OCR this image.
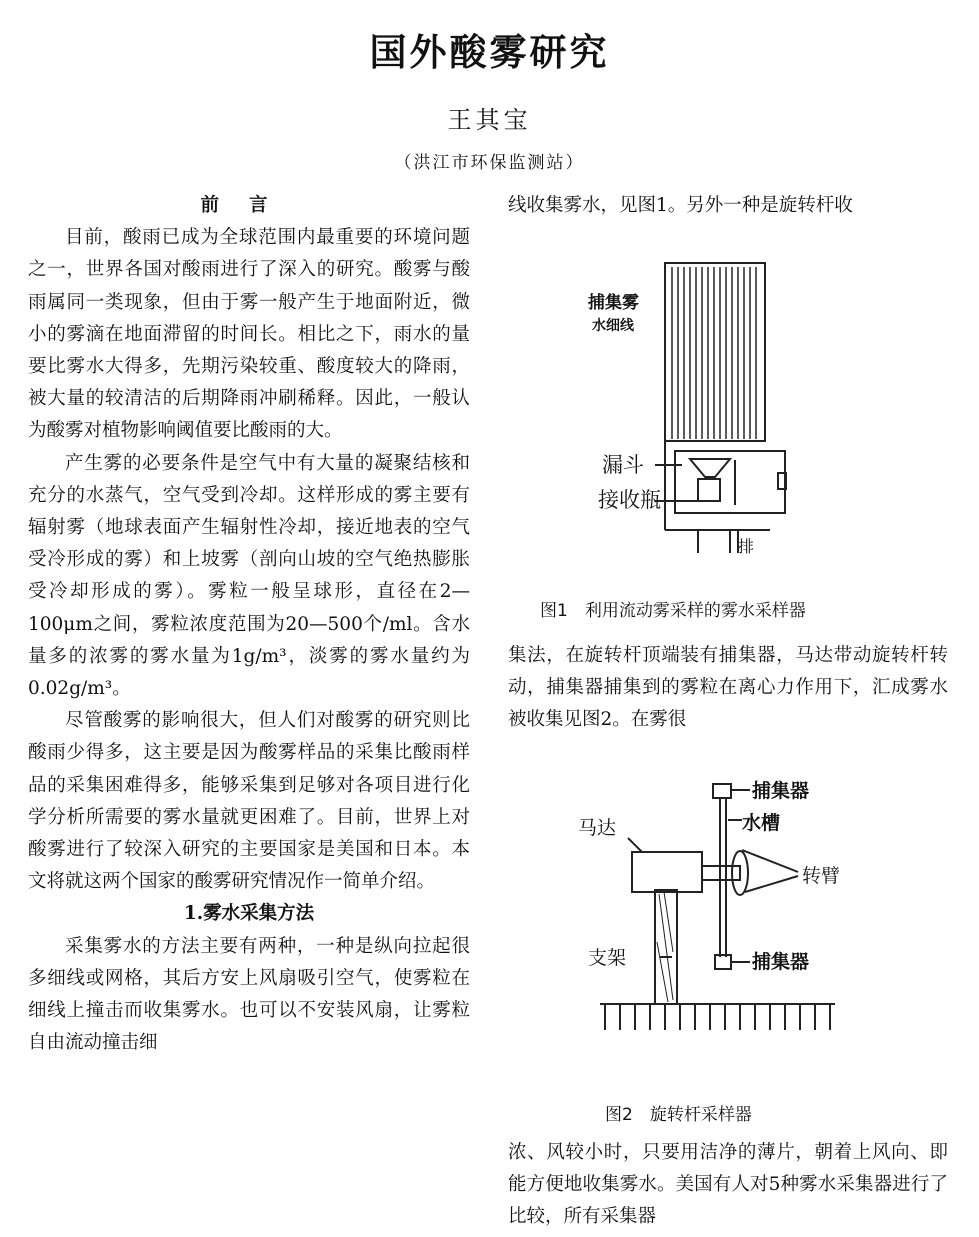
国外酸雾研究
王其宝
（洪江市环保监测站）

前言

目前，酸雨已成为全球范围内最重要的环境问题之一，世界各国对酸雨进行了深入的研究。酸雾与酸雨属同一类现象，但由于雾一般产生于地面附近，微小的雾滴在地面滞留的时间长。相比之下，雨水的量要比雾水大得多，先期污染较重、酸度较大的降雨，被大量的较清洁的后期降雨冲刷稀释。因此，一般认为酸雾对植物影响阈值要比酸雨的大。

产生雾的必要条件是空气中有大量的凝聚结核和充分的水蒸气，空气受到冷却。这样形成的雾主要有辐射雾（地球表面产生辐射性冷却，接近地表的空气受冷形成的雾）和上坡雾（剖向山坡的空气绝热膨胀受冷却形成的雾）。雾粒一般呈球形，直径在2—100μm之间，雾粒浓度范围为20—500个/ml。含水量多的浓雾的雾水量为1g/m³，淡雾的雾水量约为0.02g/m³。

尽管酸雾的影响很大，但人们对酸雾的研究则比酸雨少得多，这主要是因为酸雾样品的采集比酸雨样品的采集困难得多，能够采集到足够对各项目进行化学分析所需要的雾水量就更困难了。目前，世界上对酸雾进行了较深入研究的主要国家是美国和日本。本文将就这两个国家的酸雾研究情况作一简单介绍。

1.雾水采集方法

采集雾水的方法主要有两种，一种是纵向拉起很多细线或网格，其后方安上风扇吸引空气，使雾粒在细线上撞击而收集雾水。也可以不安装风扇，让雾粒自由流动撞击细

线收集雾水，见图1。另外一种是旋转杆收

捕集雾
水细线
漏斗
接收瓶
排
图1　利用流动雾采样的雾水采样器

集法，在旋转杆顶端装有捕集器，马达带动旋转杆转动，捕集器捕集到的雾粒在离心力作用下，汇成雾水被收集见图2。在雾很

捕集器
水槽
马达
转臂
支架	捕集器
图2　旋转杆采样器

浓、风较小时，只要用洁净的薄片，朝着上风向、即能方便地收集雾水。美国有人对5种雾水采集器进行了比较，所有采集器
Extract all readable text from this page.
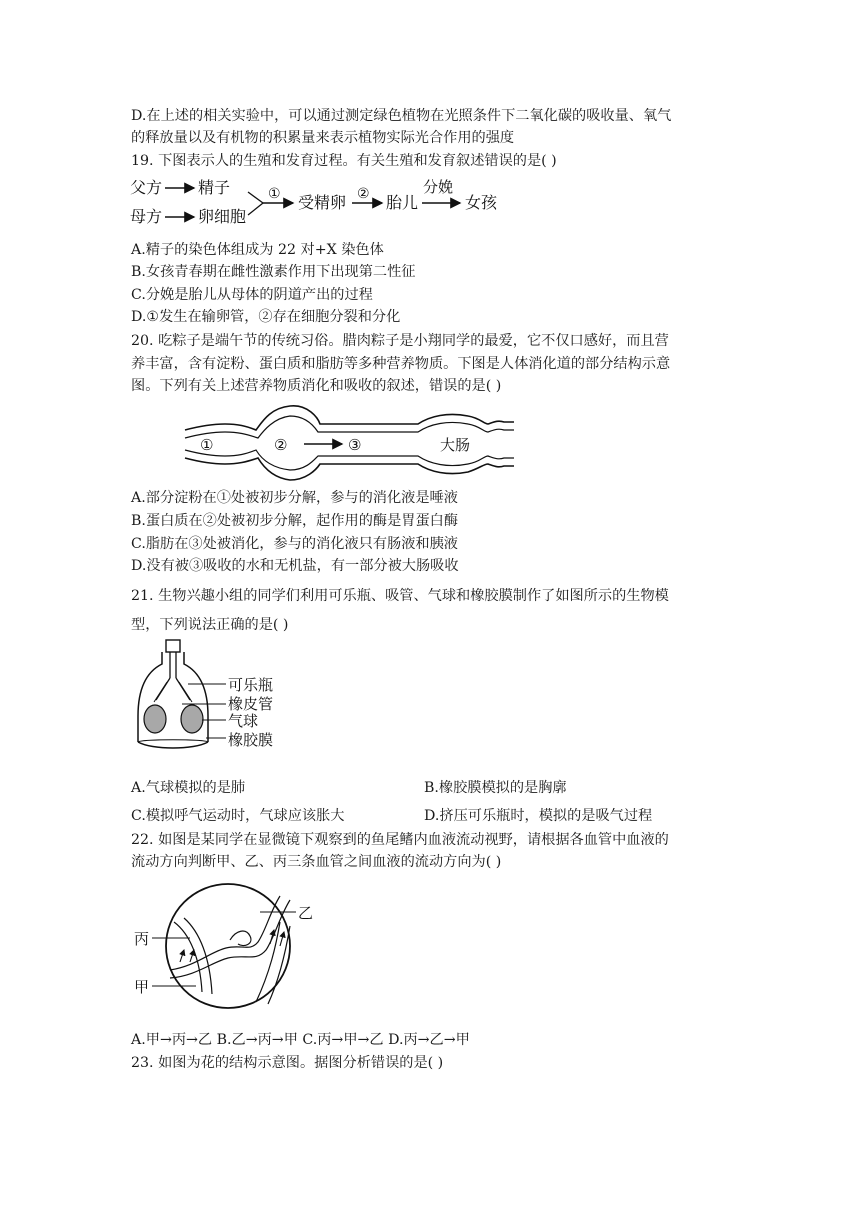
D.在上述的相关实验中，可以通过测定绿色植物在光照条件下二氧化碳的吸收量、氧气
的释放量以及有机物的积累量来表示植物实际光合作用的强度
19. 下图表示人的生殖和发育过程。有关生殖和发育叙述错误的是( )
父方 精子
母方 卵细胞
① 受精卵 ② 胎儿
分娩
女孩
A.精子的染色体组成为 22 对+X 染色体
B.女孩青春期在雌性激素作用下出现第二性征
C.分娩是胎儿从母体的阴道产出的过程
D.①发生在输卵管，②存在细胞分裂和分化
20. 吃粽子是端午节的传统习俗。腊肉粽子是小翔同学的最爱，它不仅口感好，而且营
养丰富，含有淀粉、蛋白质和脂肪等多种营养物质。下图是人体消化道的部分结构示意
图。下列有关上述营养物质消化和吸收的叙述，错误的是( )
①	②	③	大肠
A.部分淀粉在①处被初步分解，参与的消化液是唾液
B.蛋白质在②处被初步分解，起作用的酶是胃蛋白酶
C.脂肪在③处被消化，参与的消化液只有肠液和胰液
D.没有被③吸收的水和无机盐，有一部分被大肠吸收
21. 生物兴趣小组的同学们利用可乐瓶、吸管、气球和橡胶膜制作了如图所示的生物模
型，下列说法正确的是( )
可乐瓶
橡皮管
气球
橡胶膜
A.气球模拟的是肺	B.橡胶膜模拟的是胸廓
C.模拟呼气运动时，气球应该胀大	D.挤压可乐瓶时，模拟的是吸气过程
22. 如图是某同学在显微镜下观察到的鱼尾鳍内血液流动视野，请根据各血管中血液的
流动方向判断甲、乙、丙三条血管之间血液的流动方向为( )
乙
丙
甲
A.甲→丙→乙 B.乙→丙→甲 C.丙→甲→乙 D.丙→乙→甲
23. 如图为花的结构示意图。据图分析错误的是( )
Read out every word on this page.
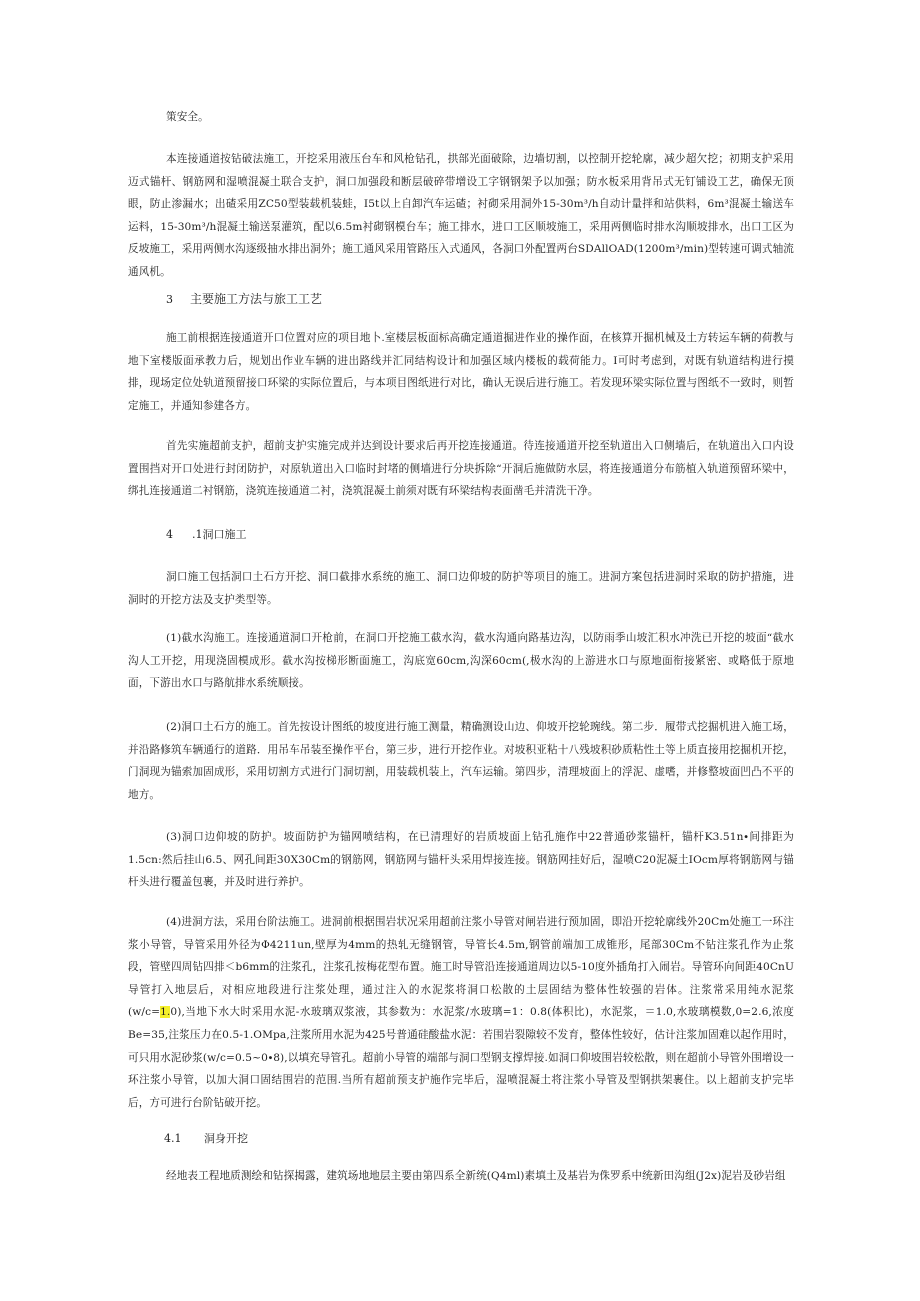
策安全。

本连接通道按钻破法施工，开挖采用液压台车和风枪钻孔，拱部光面破除，边墙切割，以控制开挖轮廓，减少超欠挖；初期支护采用迈式锚杆、钢筋网和湿喷混凝土联合支护，洞口加强段和断层破碎带增设工字钢钢架予以加强；防水板采用背吊式无钉铺设工艺，确保无顶眼，防止渗漏水；出碴采用ZC50型装载机装蛙，I5t以上自卸汽车运碴；衬砌采用洞外15-30m³/h自动计量拌和站供料，6m³混凝土输送车运料，15-30m³/h混凝土输送泵灌筑，配以6.5m衬砌钢模台车；施工排水，进口工区顺坡施工，采用两侧临时排水沟顺坡排水，出口工区为反坡施工，采用两侧水沟逐级抽水排出洞外；施工通风采用管路压入式通风，各洞口外配置两台SDAllOAD(1200m³/min)型转速可调式轴流通风机。

3 主要施工方法与旅工工艺

施工前根据连接通道开口位置对应的项目地卜.室楼层板面标高确定通道掘进作业的操作面，在核算开掘机械及土方转运车辆的荷教与地下室楼版面承教力后，规划出作业车辆的进出路线并汇同结构设计和加强区域内楼板的载荷能力。I可时考虑到，对既有轨道结构进行摸排，现场定位处轨道预留接口环梁的实际位置后，与本项目图纸进行对比，确认无误后进行施工。若发现环梁实际位置与图纸不一致时，则暂定施工，并通知参建各方。

首先实施超前支护，超前支护实施完成并达到设计要求后再开挖连接通道。待连接通道开挖至轨道出入口侧墙后，在轨道出入口内设置围挡对开口处进行封闭防护，对原轨道出入口临时封堵的侧墙进行分块拆除“开洞后施做防水层，将连接通道分布筋植入轨道预留环梁中，绑扎连接通道二衬钢筋，浇筑连接通道二衬，浇筑混凝土前须对既有环梁结构表面凿毛并清洗干净。

4 .1洞口施工

洞口施工包括洞口土石方开挖、洞口截排水系统的施工、洞口边仰坡的防护等项目的施工。进洞方案包括进洞时采取的防护措施，进洞时的开挖方法及支护类型等。

(1)截水沟施工。连接通道洞口开枪前，在洞口开挖施工截水沟，截水沟通向路基边沟，以防雨季山坡汇积水冲洗已开挖的坡面“截水沟人工开挖，用现浇固模成形。截水沟按梯形断面施工，沟底宽60cm,沟深60cm(,极水沟的上游进水口与原地面衔接紧密、或略低于原地面，下游出水口与路航排水系统顺接。

(2)洞口土石方的施工。首先按设计图纸的坡度进行施工测量，精确测设山边、仰坡开挖轮琬线。第二步．履带式挖掘机进入施工场，并沿路修筑车辆通行的道路．用吊车吊装至操作平台，第三步，进行开挖作业。对坡积亚粘十八残坡积砂质粘性土等上质直接用挖掘机开挖，门洞现为锚索加固成形，采用切割方式进行门洞切割，用装载机装上，汽车运输。第四步，清理坡面上的浮泥、虚嗜，并修整坡面凹凸不平的地方。

(3)洞口边仰坡的防护。坡面防护为锚网喷结构，在已清理好的岩质坡面上钻孔施作中22普通砂浆锚杆，锚杆K3.51n∙间排距为1.5cn:然后挂山6.5、网孔间距30X30Cm的钢筋网，钢筋网与锚杆头采用焊接连接。钢筋网挂好后，湿喷C20泥凝土IOcm厚将钢筋网与锚杆头进行覆盖包裹，并及时进行养护。

(4)进洞方法，采用台阶法施工。进洞前根据围岩状况采用超前注浆小导管对闸岩进行预加固，即沿开挖轮廓线外20Cm处施工一环注浆小导管，导管采用外径为Φ4211un,壁厚为4mm的热轧无缝钢管，导管长4.5m,钢管前端加工成锥形，尾部30Cm不钻注浆孔作为止浆段，管壁四周钻四排＜b6mm的注浆孔，注浆孔按梅花型布置。施工时导管沿连接通道周边以5-10度外插角打入闹岩。导管环向间距40CnU导管打入地层后，对相应地段进行注浆处理，通过注入的水泥浆将洞口松散的土层固结为整体性较强的岩体。注浆常采用纯水泥浆(w∕c=1.0),当地下水大时采用水泥-水玻璃双浆液，其参数为：水泥浆/水玻璃=1：0.8(体积比)，水泥浆，＝1.0,水玻璃模数,0=2.6,浓度Be=35,注浆压力在0.5-1.OMpa,注浆所用水泥为425号普通硅酸盐水泥：若围岩裂隙较不发育，整体性较好，估计注浆加固难以起作用时，可只用水泥砂浆(w∕c=0.5~0∙8),以填充导管孔。超前小导管的端部与洞口型钢支撑焊接.如洞口仰坡围岩较松散，则在超前小导管外围增设一环注浆小导管，以加大洞口固结围岩的范围.当所有超前预支护施作完毕后，湿喷混凝土将注浆小导管及型钢拱架裹住。以上超前支护完毕后，方可进行台阶钻破开挖。

4.1 洞身开挖

经地表工程地质测绘和钻探揭露，建筑场地地层主要由第四系全新统(Q4ml)素填土及基岩为侏罗系中统新田沟组(J2x)泥岩及砂岩组
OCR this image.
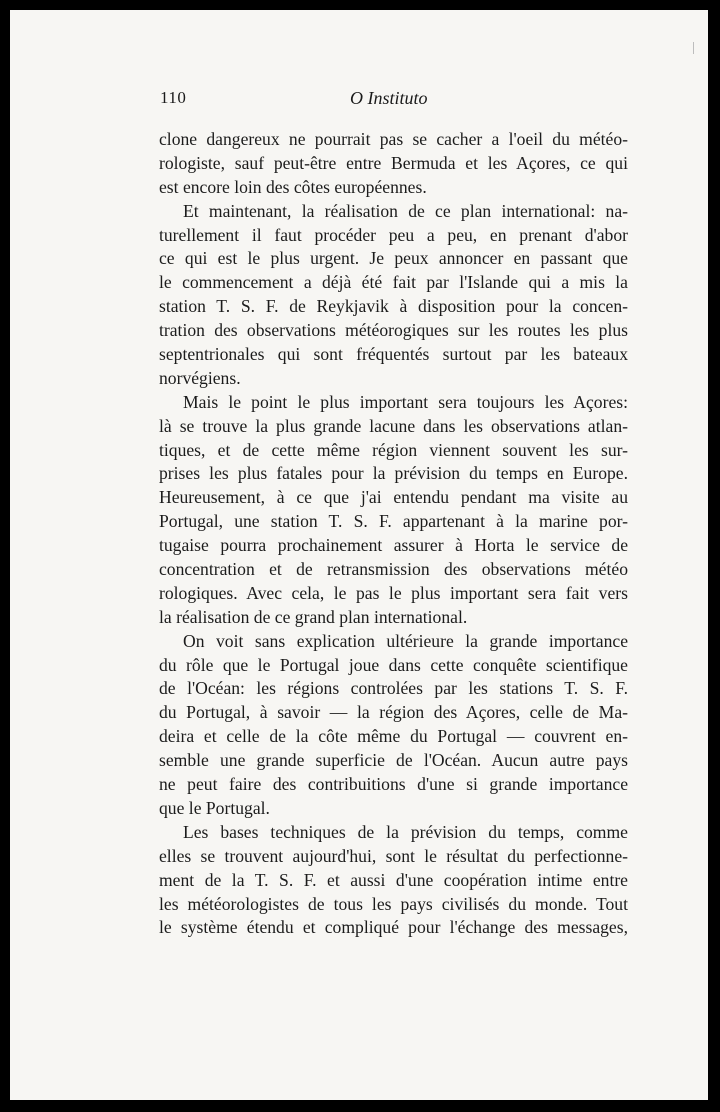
110	O Instituto
clone dangereux ne pourrait pas se cacher a l'oeil du météo-
rologiste, sauf peut-être entre Bermuda et les Açores, ce qui
est encore loin des côtes européennes.
Et maintenant, la réalisation de ce plan international: na-
turellement il faut procéder peu a peu, en prenant d'abor
ce qui est le plus urgent. Je peux annoncer en passant que
le commencement a déjà été fait par l'Islande qui a mis la
station T. S. F. de Reykjavik à disposition pour la concen-
tration des observations météorogiques sur les routes les plus
septentrionales qui sont fréquentés surtout par les bateaux
norvégiens.
Mais le point le plus important sera toujours les Açores:
là se trouve la plus grande lacune dans les observations atlan-
tiques, et de cette même région viennent souvent les sur-
prises les plus fatales pour la prévision du temps en Europe.
Heureusement, à ce que j'ai entendu pendant ma visite au
Portugal, une station T. S. F. appartenant à la marine por-
tugaise pourra prochainement assurer à Horta le service de
concentration et de retransmission des observations météo
rologiques. Avec cela, le pas le plus important sera fait vers
la réalisation de ce grand plan international.
On voit sans explication ultérieure la grande importance
du rôle que le Portugal joue dans cette conquête scientifique
de l'Océan: les régions controlées par les stations T. S. F.
du Portugal, à savoir — la région des Açores, celle de Ma-
deira et celle de la côte même du Portugal — couvrent en-
semble une grande superficie de l'Océan. Aucun autre pays
ne peut faire des contribuitions d'une si grande importance
que le Portugal.
Les bases techniques de la prévision du temps, comme
elles se trouvent aujourd'hui, sont le résultat du perfectionne-
ment de la T. S. F. et aussi d'une coopération intime entre
les météorologistes de tous les pays civilisés du monde. Tout
le système étendu et compliqué pour l'échange des messages,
========
• Exercise
Take every line that includes the string "prévision" and copy it.

• Solved problem
prises les plus fatales pour la prévision du temps en Europe.
Les bases techniques de la prévision du temps, comme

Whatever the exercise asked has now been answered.